● **Stated goal**
Write out every line below that includes the word "Entladung".

● **Dataset**
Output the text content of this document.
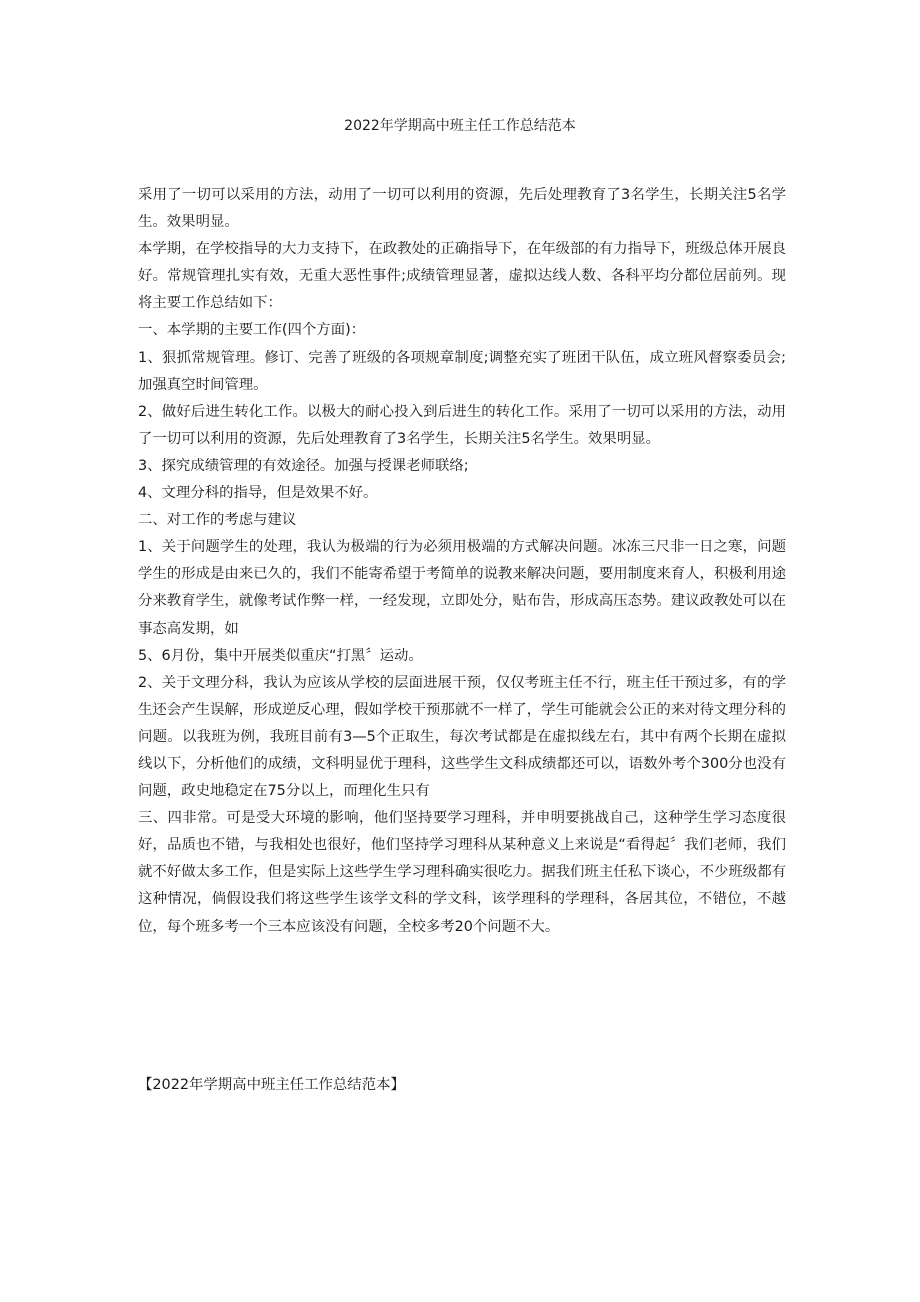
2022年学期高中班主任工作总结范本

采用了一切可以采用的方法，动用了一切可以利用的资源，先后处理教育了3名学生，长期关注5名学生。效果明显。

本学期，在学校指导的大力支持下，在政教处的正确指导下，在年级部的有力指导下，班级总体开展良好。常规管理扎实有效，无重大恶性事件;成绩管理显著，虚拟达线人数、各科平均分都位居前列。现将主要工作总结如下：

一、本学期的主要工作(四个方面)：

1、狠抓常规管理。修订、完善了班级的各项规章制度;调整充实了班团干队伍，成立班风督察委员会;加强真空时间管理。

2、做好后进生转化工作。以极大的耐心投入到后进生的转化工作。采用了一切可以采用的方法，动用了一切可以利用的资源，先后处理教育了3名学生，长期关注5名学生。效果明显。

3、探究成绩管理的有效途径。加强与授课老师联络;

4、文理分科的指导，但是效果不好。

二、对工作的考虑与建议

1、关于问题学生的处理，我认为极端的行为必须用极端的方式解决问题。冰冻三尺非一日之寒，问题学生的形成是由来已久的，我们不能寄希望于考简单的说教来解决问题，要用制度来育人，积极利用途分来教育学生，就像考试作弊一样，一经发现，立即处分，贴布告，形成高压态势。建议政教处可以在事态高发期，如

5、6月份，集中开展类似重庆“打黑〞运动。

2、关于文理分科，我认为应该从学校的层面进展干预，仅仅考班主任不行，班主任干预过多，有的学生还会产生误解，形成逆反心理，假如学校干预那就不一样了，学生可能就会公正的来对待文理分科的问题。以我班为例，我班目前有3—5个正取生，每次考试都是在虚拟线左右，其中有两个长期在虚拟线以下，分析他们的成绩，文科明显优于理科，这些学生文科成绩都还可以，语数外考个300分也没有问题，政史地稳定在75分以上，而理化生只有

三、四非常。可是受大环境的影响，他们坚持要学习理科，并申明要挑战自己，这种学生学习态度很好，品质也不错，与我相处也很好，他们坚持学习理科从某种意义上来说是“看得起〞我们老师，我们就不好做太多工作，但是实际上这些学生学习理科确实很吃力。据我们班主任私下谈心，不少班级都有这种情况，倘假设我们将这些学生该学文科的学文科，该学理科的学理科，各居其位，不错位，不越位，每个班多考一个三本应该没有问题，全校多考20个问题不大。

【2022年学期高中班主任工作总结范本】
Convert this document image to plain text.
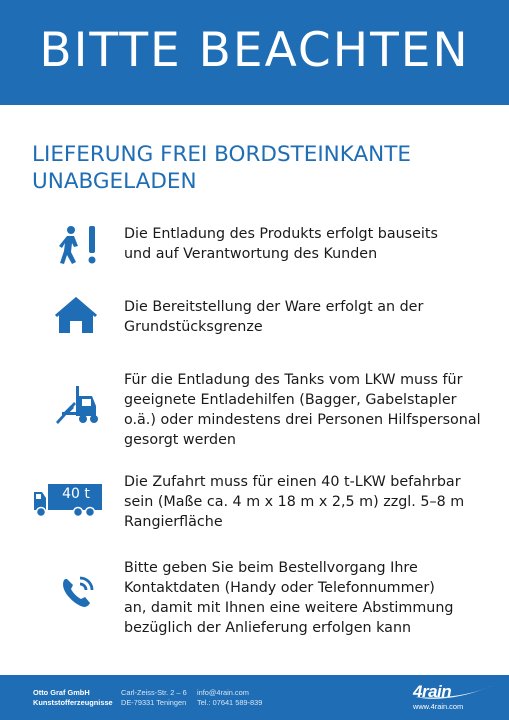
BITTE BEACHTEN
LIEFERUNG FREI BORDSTEINKANTE
UNABGELADEN
Die Entladung des Produkts erfolgt bauseits
und auf Verantwortung des Kunden
Die Bereitstellung der Ware erfolgt an der
Grundstücksgrenze
Für die Entladung des Tanks vom LKW muss für
geeignete Entladehilfen (Bagger, Gabelstapler
o.ä.) oder mindestens drei Personen Hilfspersonal
gesorgt werden
40 t
Die Zufahrt muss für einen 40 t-LKW befahrbar
sein (Maße ca. 4 m x 18 m x 2,5 m) zzgl. 5–8 m
Rangierfläche
Bitte geben Sie beim Bestellvorgang Ihre
Kontaktdaten (Handy oder Telefonnummer)
an, damit mit Ihnen eine weitere Abstimmung
bezüglich der Anlieferung erfolgen kann
Otto Graf GmbH
Kunststofferzeugnisse
Carl-Zeiss-Str. 2 – 6
DE-79331 Teningen
info@4rain.com
Tel.: 07641 589-839
4rain
www.4rain.com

● **Solution to this task**
Die Entladung des Produkts erfolgt bauseits
Für die Entladung des Tanks vom LKW muss für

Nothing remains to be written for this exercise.